• TASK MATERIAL:
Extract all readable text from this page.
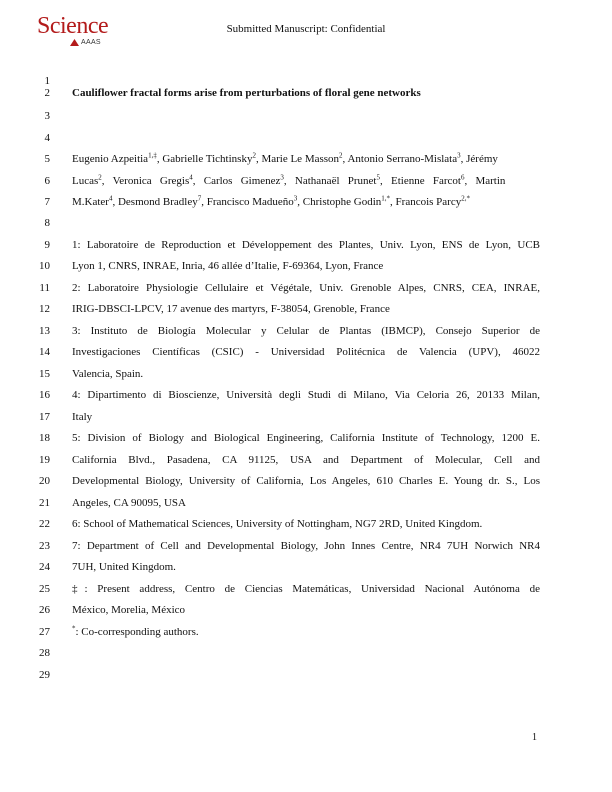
Science
AAAS
Submitted Manuscript: Confidential
1
2 Cauliflower fractal forms arise from perturbations of floral gene networks
3
4
5 Eugenio Azpeitia$^{1,\ddagger}$, Gabrielle Tichtinsky$^2$, Marie Le Masson$^2$, Antonio Serrano-Mislata$^3$, Jérémy
6 Lucas$^2$,   Veronica   Gregis$^4$,   Carlos   Gimenez$^3$,   Nathanaël   Prunet$^5$,   Etienne   Farcot$^6$,   Martin
7 M.Kater$^4$, Desmond Bradley$^7$, Francisco Madueño$^3$, Christophe Godin$^{1,*}$, Francois Parcy$^{2,*}$
8
9 1: Laboratoire de Reproduction et Développement des Plantes, Univ. Lyon, ENS de Lyon, UCB
10 Lyon 1, CNRS, INRAE, Inria, 46 allée d’Italie, F-69364, Lyon, France
11 2: Laboratoire Physiologie Cellulaire et Végétale, Univ. Grenoble Alpes, CNRS, CEA, INRAE,
12 IRIG-DBSCI-LPCV, 17 avenue des martyrs, F-38054, Grenoble, France
13 3: Instituto de Biología Molecular y Celular de Plantas (IBMCP), Consejo Superior de
14 Investigaciones Científicas (CSIC) - Universidad Politécnica de Valencia (UPV), 46022
15 Valencia, Spain.
16 4: Dipartimento di Bioscienze, Università degli Studi di Milano, Via Celoria 26, 20133 Milan,
17 Italy
18 5: Division of Biology and Biological Engineering, California Institute of Technology, 1200 E.
19 California Blvd., Pasadena, CA 91125, USA and Department of Molecular, Cell and
20 Developmental Biology, University of California, Los Angeles, 610 Charles E. Young dr. S., Los
21 Angeles, CA 90095, USA
22 6: School of Mathematical Sciences, University of Nottingham, NG7 2RD, United Kingdom.
23 7: Department of Cell and Developmental Biology, John Innes Centre, NR4 7UH Norwich NR4
24 7UH, United Kingdom.
25 ‡: Present address, Centro de Ciencias Matemáticas, Universidad Nacional Autónoma de
26 México, Morelia, México
27	*: Co-corresponding authors.
28
29
1
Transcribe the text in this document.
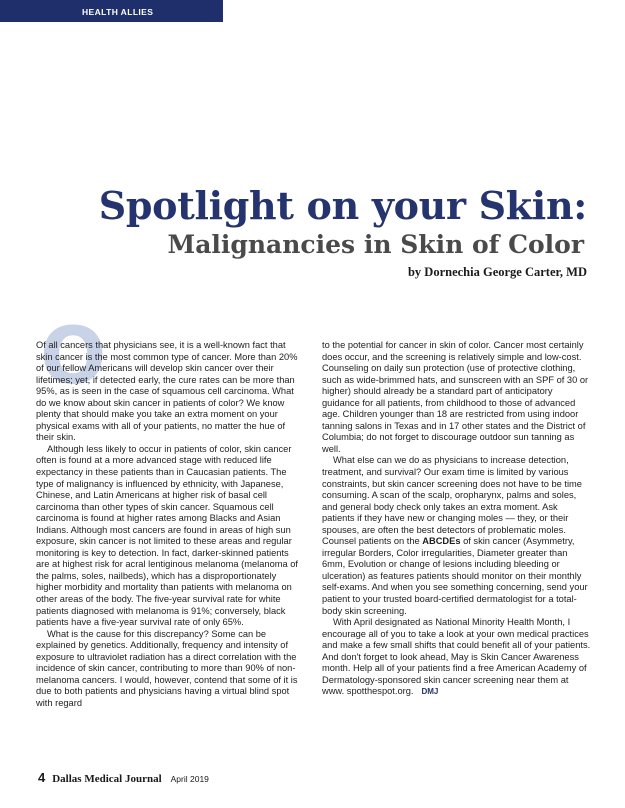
HEALTH ALLIES
Spotlight on your Skin:
Malignancies in Skin of Color
by Dornechia George Carter, MD
O

Of all cancers that physicians see, it is a well-known fact that skin cancer is the most common type of cancer. More than 20% of our fellow Americans will develop skin cancer over their lifetimes; yet, if detected early, the cure rates can be more than 95%, as is seen in the case of squamous cell carcinoma. What do we know about skin cancer in patients of color? We know plenty that should make you take an extra moment on your physical exams with all of your patients, no matter the hue of their skin.

Although less likely to occur in patients of color, skin cancer often is found at a more advanced stage with reduced life expectancy in these patients than in Caucasian patients. The type of malignancy is influenced by ethnicity, with Japanese, Chinese, and Latin Americans at higher risk of basal cell carcinoma than other types of skin cancer. Squamous cell carcinoma is found at higher rates among Blacks and Asian Indians. Although most cancers are found in areas of high sun exposure, skin cancer is not limited to these areas and regular monitoring is key to detection. In fact, darker-skinned patients are at highest risk for acral lentiginous melanoma (melanoma of the palms, soles, nailbeds), which has a disproportionately higher morbidity and mortality than patients with melanoma on other areas of the body. The five-year survival rate for white patients diagnosed with melanoma is 91%; conversely, black patients have a five-year survival rate of only 65%.

What is the cause for this discrepancy? Some can be explained by genetics. Additionally, frequency and intensity of exposure to ultraviolet radiation has a direct correlation with the incidence of skin cancer, contributing to more than 90% of non-melanoma cancers. I would, however, contend that some of it is due to both patients and physicians having a virtual blind spot with regard

to the potential for cancer in skin of color. Cancer most certainly does occur, and the screening is relatively simple and low-cost. Counseling on daily sun protection (use of protective clothing, such as wide-brimmed hats, and sunscreen with an SPF of 30 or higher) should already be a standard part of anticipatory guidance for all patients, from childhood to those of advanced age. Children younger than 18 are restricted from using indoor tanning salons in Texas and in 17 other states and the District of Columbia; do not forget to discourage outdoor sun tanning as well.

What else can we do as physicians to increase detection, treatment, and survival? Our exam time is limited by various constraints, but skin cancer screening does not have to be time consuming. A scan of the scalp, oropharynx, palms and soles, and general body check only takes an extra moment. Ask patients if they have new or changing moles — they, or their spouses, are often the best detectors of problematic moles. Counsel patients on the ABCDEs of skin cancer (Asymmetry, irregular Borders, Color irregularities, Diameter greater than 6mm, Evolution or change of lesions including bleeding or ulceration) as features patients should monitor on their monthly self-exams. And when you see something concerning, send your patient to your trusted board-certified dermatologist for a total-body skin screening.

With April designated as National Minority Health Month, I encourage all of you to take a look at your own medical practices and make a few small shifts that could benefit all of your patients. And don't forget to look ahead, May is Skin Cancer Awareness month. Help all of your patients find a free American Academy of Dermatology-sponsored skin cancer screening near them at www. spotthespot.org. DMJ

4 Dallas Medical Journal April 2019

• WORK ITEM:
Give back the material above exactly, with each picture removed.

• REPLY:
Extract all readable text from this page.
Science
AAAS
Submitted Manuscript: Confidential
1
2 Cauliflower fractal forms arise from perturbations of floral gene networks
3
4
5 Eugenio Azpeitia$^{1,\ddagger}$, Gabrielle Tichtinsky$^2$, Marie Le Masson$^2$, Antonio Serrano-Mislata$^3$, Jérémy
6 Lucas$^2$,   Veronica   Gregis$^4$,   Carlos   Gimenez$^3$,   Nathanaël   Prunet$^5$,   Etienne   Farcot$^6$,   Martin
7 M.Kater$^4$, Desmond Bradley$^7$, Francisco Madueño$^3$, Christophe Godin$^{1,*}$, Francois Parcy$^{2,*}$
8
9 1: Laboratoire de Reproduction et Développement des Plantes, Univ. Lyon, ENS de Lyon, UCB
10 Lyon 1, CNRS, INRAE, Inria, 46 allée d’Italie, F-69364, Lyon, France
11 2: Laboratoire Physiologie Cellulaire et Végétale, Univ. Grenoble Alpes, CNRS, CEA, INRAE,
12 IRIG-DBSCI-LPCV, 17 avenue des martyrs, F-38054, Grenoble, France
13 3: Instituto de Biología Molecular y Celular de Plantas (IBMCP), Consejo Superior de
14 Investigaciones Científicas (CSIC) - Universidad Politécnica de Valencia (UPV), 46022
15 Valencia, Spain.
16 4: Dipartimento di Bioscienze, Università degli Studi di Milano, Via Celoria 26, 20133 Milan,
17 Italy
18 5: Division of Biology and Biological Engineering, California Institute of Technology, 1200 E.
19 California Blvd., Pasadena, CA 91125, USA and Department of Molecular, Cell and
20 Developmental Biology, University of California, Los Angeles, 610 Charles E. Young dr. S., Los
21 Angeles, CA 90095, USA
22 6: School of Mathematical Sciences, University of Nottingham, NG7 2RD, United Kingdom.
23 7: Department of Cell and Developmental Biology, John Innes Centre, NR4 7UH Norwich NR4
24 7UH, United Kingdom.
25 ‡: Present address, Centro de Ciencias Matemáticas, Universidad Nacional Autónoma de
26 México, Morelia, México
27	*: Co-corresponding authors.
28
29
1
Transcribe the text in this document.
HEALTH ALLIES
Spotlight on your Skin:
Malignancies in Skin of Color
by Dornechia George Carter, MD
O

Of all cancers that physicians see, it is a well-known fact that skin cancer is the most common type of cancer. More than 20% of our fellow Americans will develop skin cancer over their lifetimes; yet, if detected early, the cure rates can be more than 95%, as is seen in the case of squamous cell carcinoma. What do we know about skin cancer in patients of color? We know plenty that should make you take an extra moment on your physical exams with all of your patients, no matter the hue of their skin.

Although less likely to occur in patients of color, skin cancer often is found at a more advanced stage with reduced life expectancy in these patients than in Caucasian patients. The type of malignancy is influenced by ethnicity, with Japanese, Chinese, and Latin Americans at higher risk of basal cell carcinoma than other types of skin cancer. Squamous cell carcinoma is found at higher rates among Blacks and Asian Indians. Although most cancers are found in areas of high sun exposure, skin cancer is not limited to these areas and regular monitoring is key to detection. In fact, darker-skinned patients are at highest risk for acral lentiginous melanoma (melanoma of the palms, soles, nailbeds), which has a disproportionately higher morbidity and mortality than patients with melanoma on other areas of the body. The five-year survival rate for white patients diagnosed with melanoma is 91%; conversely, black patients have a five-year survival rate of only 65%.

What is the cause for this discrepancy? Some can be explained by genetics. Additionally, frequency and intensity of exposure to ultraviolet radiation has a direct correlation with the incidence of skin cancer, contributing to more than 90% of non-melanoma cancers. I would, however, contend that some of it is due to both patients and physicians having a virtual blind spot with regard

to the potential for cancer in skin of color. Cancer most certainly does occur, and the screening is relatively simple and low-cost. Counseling on daily sun protection (use of protective clothing, such as wide-brimmed hats, and sunscreen with an SPF of 30 or higher) should already be a standard part of anticipatory guidance for all patients, from childhood to those of advanced age. Children younger than 18 are restricted from using indoor tanning salons in Texas and in 17 other states and the District of Columbia; do not forget to discourage outdoor sun tanning as well.

What else can we do as physicians to increase detection, treatment, and survival? Our exam time is limited by various constraints, but skin cancer screening does not have to be time consuming. A scan of the scalp, oropharynx, palms and soles, and general body check only takes an extra moment. Ask patients if they have new or changing moles — they, or their spouses, are often the best detectors of problematic moles. Counsel patients on the ABCDEs of skin cancer (Asymmetry, irregular Borders, Color irregularities, Diameter greater than 6mm, Evolution or change of lesions including bleeding or ulceration) as features patients should monitor on their monthly self-exams. And when you see something concerning, send your patient to your trusted board-certified dermatologist for a total-body skin screening.

With April designated as National Minority Health Month, I encourage all of you to take a look at your own medical practices and make a few small shifts that could benefit all of your patients. And don't forget to look ahead, May is Skin Cancer Awareness month. Help all of your patients find a free American Academy of Dermatology-sponsored skin cancer screening near them at www. spotthespot.org. DMJ

4 Dallas Medical Journal April 2019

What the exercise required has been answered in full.